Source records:
──────────

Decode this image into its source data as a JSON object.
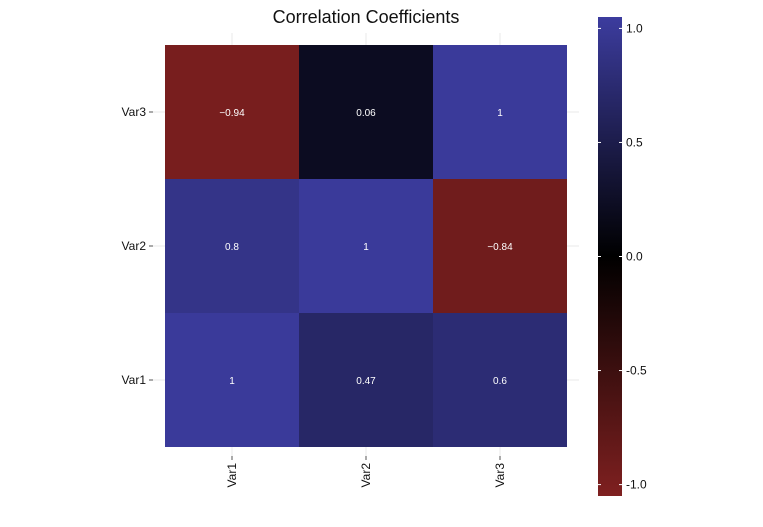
{
  "chart_data": {
    "type": "heatmap",
    "title": "Correlation Coefficients",
    "x_categories": [
      "Var1",
      "Var2",
      "Var3"
    ],
    "y_categories": [
      "Var1",
      "Var2",
      "Var3"
    ],
    "values": [
      {
        "x": "Var1",
        "y": "Var1",
        "value": 1,
        "label": "1"
      },
      {
        "x": "Var2",
        "y": "Var1",
        "value": 0.47,
        "label": "0.47"
      },
      {
        "x": "Var3",
        "y": "Var1",
        "value": 0.6,
        "label": "0.6"
      },
      {
        "x": "Var1",
        "y": "Var2",
        "value": 0.8,
        "label": "0.8"
      },
      {
        "x": "Var2",
        "y": "Var2",
        "value": 1,
        "label": "1"
      },
      {
        "x": "Var3",
        "y": "Var2",
        "value": -0.84,
        "label": "−0.84"
      },
      {
        "x": "Var1",
        "y": "Var3",
        "value": -0.94,
        "label": "−0.94"
      },
      {
        "x": "Var2",
        "y": "Var3",
        "value": 0.06,
        "label": "0.06"
      },
      {
        "x": "Var3",
        "y": "Var3",
        "value": 1,
        "label": "1"
      }
    ],
    "color_scale": {
      "low_color": "#7f2020",
      "mid_color": "#000000",
      "high_color": "#3c3c9e",
      "range": [
        -1.05,
        1.05
      ],
      "ticks": [
        1.0,
        0.5,
        0.0,
        -0.5,
        -1.0
      ],
      "tick_labels": [
        "1.0",
        "0.5",
        "0.0",
        "-0.5",
        "-1.0"
      ]
    },
    "grid": true,
    "legend_position": "right"
  }
}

──────────

Aim of the exercise ▸ Quote the entries above word for word. Leave the images out.

Output for this task ▸
Decode this image into its source data as a JSON object.
{
  "chart_data": {
    "type": "heatmap",
    "title": "Correlation Coefficients",
    "x_categories": [
      "Var1",
      "Var2",
      "Var3"
    ],
    "y_categories": [
      "Var1",
      "Var2",
      "Var3"
    ],
    "values": [
      {
        "x": "Var1",
        "y": "Var1",
        "value": 1,
        "label": "1"
      },
      {
        "x": "Var2",
        "y": "Var1",
        "value": 0.47,
        "label": "0.47"
      },
      {
        "x": "Var3",
        "y": "Var1",
        "value": 0.6,
        "label": "0.6"
      },
      {
        "x": "Var1",
        "y": "Var2",
        "value": 0.8,
        "label": "0.8"
      },
      {
        "x": "Var2",
        "y": "Var2",
        "value": 1,
        "label": "1"
      },
      {
        "x": "Var3",
        "y": "Var2",
        "value": -0.84,
        "label": "−0.84"
      },
      {
        "x": "Var1",
        "y": "Var3",
        "value": -0.94,
        "label": "−0.94"
      },
      {
        "x": "Var2",
        "y": "Var3",
        "value": 0.06,
        "label": "0.06"
      },
      {
        "x": "Var3",
        "y": "Var3",
        "value": 1,
        "label": "1"
      }
    ],
    "color_scale": {
      "low_color": "#7f2020",
      "mid_color": "#000000",
      "high_color": "#3c3c9e",
      "range": [
        -1.05,
        1.05
      ],
      "ticks": [
        1.0,
        0.5,
        0.0,
        -0.5,
        -1.0
      ],
      "tick_labels": [
        "1.0",
        "0.5",
        "0.0",
        "-0.5",
        "-1.0"
      ]
    },
    "grid": true,
    "legend_position": "right"
  }
}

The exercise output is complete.